━━━━━ Provided records

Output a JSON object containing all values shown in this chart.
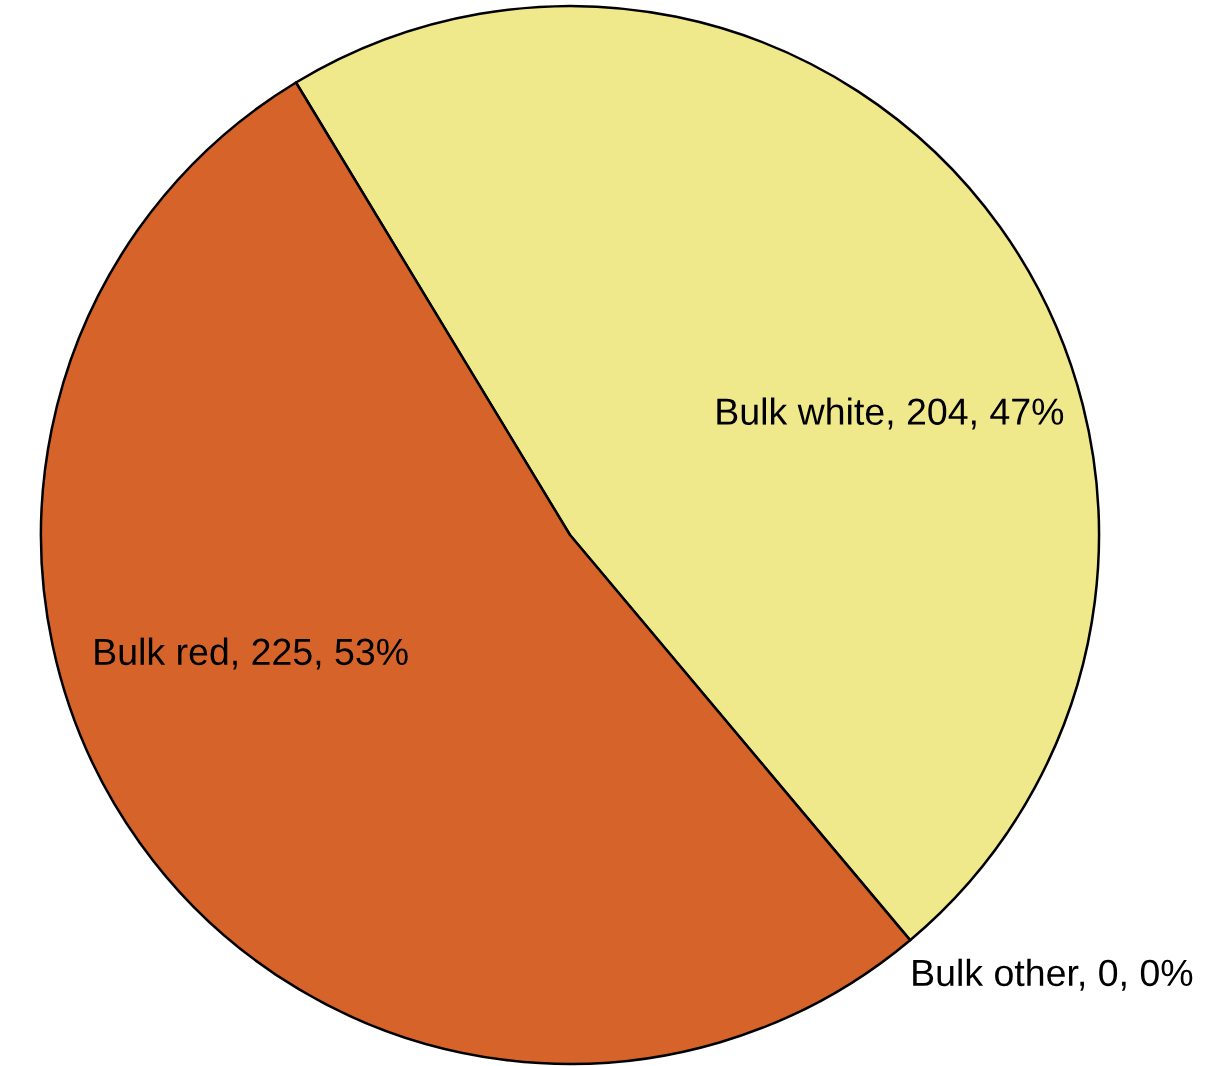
{
  "chart_data": {
    "type": "pie",
    "categories": [
      "Bulk white",
      "Bulk other",
      "Bulk red"
    ],
    "values": [
      204,
      0,
      225
    ],
    "colors": [
      "#f0e98c",
      null,
      "#d6642a"
    ],
    "value_labels": [
      ", 204, 47%",
      ", 0, 0%",
      ", 225, 53%"
    ]
  }
}
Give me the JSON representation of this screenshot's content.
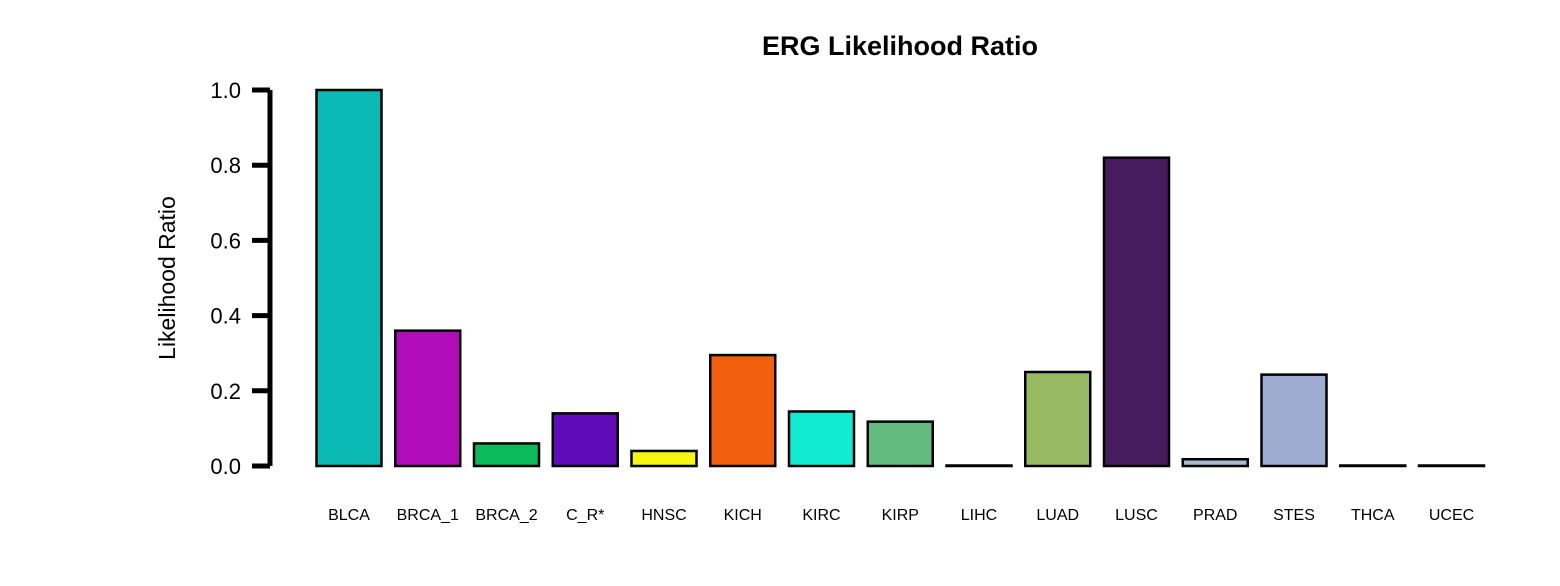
{
  "chart_data": {
    "type": "bar",
    "title": "ERG Likelihood Ratio",
    "xlabel": "",
    "ylabel": "Likelihood Ratio",
    "ylim": [
      0,
      1.0
    ],
    "yticks": [
      "0.0",
      "0.2",
      "0.4",
      "0.6",
      "0.8",
      "1.0"
    ],
    "grid": false,
    "legend": "none",
    "categories": [
      "BLCA",
      "BRCA_1",
      "BRCA_2",
      "C_R*",
      "HNSC",
      "KICH",
      "KIRC",
      "KIRP",
      "LIHC",
      "LUAD",
      "LUSC",
      "PRAD",
      "STES",
      "THCA",
      "UCEC"
    ],
    "values": [
      1.0,
      0.36,
      0.06,
      0.14,
      0.04,
      0.295,
      0.145,
      0.118,
      0.0,
      0.25,
      0.82,
      0.018,
      0.243,
      0.0,
      0.0
    ],
    "colors": [
      "#0bbab5",
      "#b20bba",
      "#0bba5a",
      "#5f0bba",
      "#f5f511",
      "#f25f0f",
      "#11ebd1",
      "#63ba80",
      "#000000",
      "#97ba63",
      "#461c5e",
      "#a7bdcf",
      "#9facd1",
      "#000000",
      "#000000"
    ]
  }
}
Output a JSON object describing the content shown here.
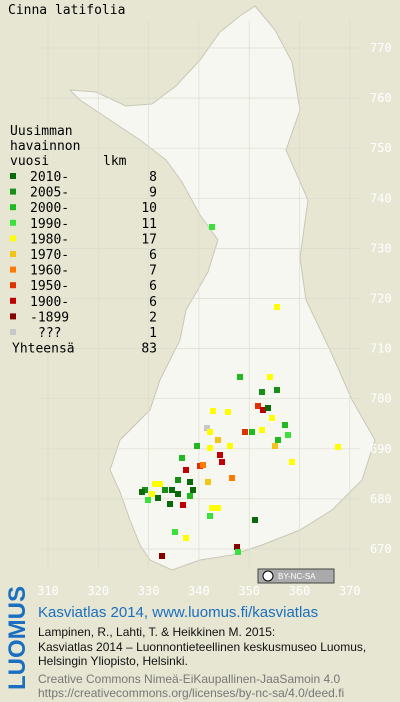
{
  "map": {
    "title": "Cinna latifolia",
    "grid_y": [
      770,
      760,
      750,
      740,
      730,
      720,
      710,
      700,
      690,
      680,
      670
    ],
    "grid_x": [
      310,
      320,
      330,
      340,
      350,
      360,
      370
    ],
    "license_badge": "BY-NC-SA"
  },
  "legend": {
    "header": [
      "Uusimman",
      "havainnon",
      "vuosi"
    ],
    "count_header": "lkm",
    "rows": [
      {
        "label": "2010-",
        "count": 8,
        "color": "#0a6a0a"
      },
      {
        "label": "2005-",
        "count": 9,
        "color": "#178f17"
      },
      {
        "label": "2000-",
        "count": 10,
        "color": "#22b822"
      },
      {
        "label": "1990-",
        "count": 11,
        "color": "#3ce03c"
      },
      {
        "label": "1980-",
        "count": 17,
        "color": "#ffff00"
      },
      {
        "label": "1970-",
        "count": 6,
        "color": "#f2c416"
      },
      {
        "label": "1960-",
        "count": 7,
        "color": "#ff7a00"
      },
      {
        "label": "1950-",
        "count": 6,
        "color": "#e03000"
      },
      {
        "label": "1900-",
        "count": 6,
        "color": "#c00000"
      },
      {
        "label": "-1899",
        "count": 2,
        "color": "#860000"
      },
      {
        "label": "???",
        "count": 1,
        "color": "#c8c8c8"
      }
    ],
    "total_label": "Yhteensä",
    "total": 83
  },
  "footer": {
    "logo": "LUOMUS",
    "lines": [
      "Kasviatlas 2014, www.luomus.fi/kasviatlas",
      "Lampinen, R., Lahti, T. & Heikkinen M. 2015:",
      "Kasviatlas 2014 – Luonnontieteellinen keskusmuseo Luomus,",
      "Helsingin Yliopisto, Helsinki.",
      "Creative Commons Nimeä-EiKaupallinen-JaaSamoin 4.0",
      "https://creativecommons.org/licenses/by-nc-sa/4.0/deed.fi"
    ]
  }
}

━━━━━━━━━━

:: What you are asked to do ::
Print out the material word for word, omitting the pictures.

:: Complete answer ::
Output a JSON object containing all values shown in this chart.
{
  "chart_data": {
    "type": "pie",
    "categories": [
      "Bulk white",
      "Bulk other",
      "Bulk red"
    ],
    "values": [
      204,
      0,
      225
    ],
    "colors": [
      "#f0e98c",
      null,
      "#d6642a"
    ],
    "value_labels": [
      ", 204, 47%",
      ", 0, 0%",
      ", 225, 53%"
    ]
  }
}
Give me the JSON representation of this screenshot's content.
{
  "chart_data": {
    "type": "bar",
    "title": "ERG Likelihood Ratio",
    "xlabel": "",
    "ylabel": "Likelihood Ratio",
    "ylim": [
      0,
      1.0
    ],
    "yticks": [
      "0.0",
      "0.2",
      "0.4",
      "0.6",
      "0.8",
      "1.0"
    ],
    "grid": false,
    "legend": "none",
    "categories": [
      "BLCA",
      "BRCA_1",
      "BRCA_2",
      "C_R*",
      "HNSC",
      "KICH",
      "KIRC",
      "KIRP",
      "LIHC",
      "LUAD",
      "LUSC",
      "PRAD",
      "STES",
      "THCA",
      "UCEC"
    ],
    "values": [
      1.0,
      0.36,
      0.06,
      0.14,
      0.04,
      0.295,
      0.145,
      0.118,
      0.0,
      0.25,
      0.82,
      0.018,
      0.243,
      0.0,
      0.0
    ],
    "colors": [
      "#0bbab5",
      "#b20bba",
      "#0bba5a",
      "#5f0bba",
      "#f5f511",
      "#f25f0f",
      "#11ebd1",
      "#63ba80",
      "#000000",
      "#97ba63",
      "#461c5e",
      "#a7bdcf",
      "#9facd1",
      "#000000",
      "#000000"
    ]
  }
}
Output a JSON object describing the content shown here.
{
  "map": {
    "title": "Cinna latifolia",
    "grid_y": [
      770,
      760,
      750,
      740,
      730,
      720,
      710,
      700,
      690,
      680,
      670
    ],
    "grid_x": [
      310,
      320,
      330,
      340,
      350,
      360,
      370
    ],
    "license_badge": "BY-NC-SA"
  },
  "legend": {
    "header": [
      "Uusimman",
      "havainnon",
      "vuosi"
    ],
    "count_header": "lkm",
    "rows": [
      {
        "label": "2010-",
        "count": 8,
        "color": "#0a6a0a"
      },
      {
        "label": "2005-",
        "count": 9,
        "color": "#178f17"
      },
      {
        "label": "2000-",
        "count": 10,
        "color": "#22b822"
      },
      {
        "label": "1990-",
        "count": 11,
        "color": "#3ce03c"
      },
      {
        "label": "1980-",
        "count": 17,
        "color": "#ffff00"
      },
      {
        "label": "1970-",
        "count": 6,
        "color": "#f2c416"
      },
      {
        "label": "1960-",
        "count": 7,
        "color": "#ff7a00"
      },
      {
        "label": "1950-",
        "count": 6,
        "color": "#e03000"
      },
      {
        "label": "1900-",
        "count": 6,
        "color": "#c00000"
      },
      {
        "label": "-1899",
        "count": 2,
        "color": "#860000"
      },
      {
        "label": "???",
        "count": 1,
        "color": "#c8c8c8"
      }
    ],
    "total_label": "Yhteensä",
    "total": 83
  },
  "footer": {
    "logo": "LUOMUS",
    "lines": [
      "Kasviatlas 2014, www.luomus.fi/kasviatlas",
      "Lampinen, R., Lahti, T. & Heikkinen M. 2015:",
      "Kasviatlas 2014 – Luonnontieteellinen keskusmuseo Luomus,",
      "Helsingin Yliopisto, Helsinki.",
      "Creative Commons Nimeä-EiKaupallinen-JaaSamoin 4.0",
      "https://creativecommons.org/licenses/by-nc-sa/4.0/deed.fi"
    ]
  }
}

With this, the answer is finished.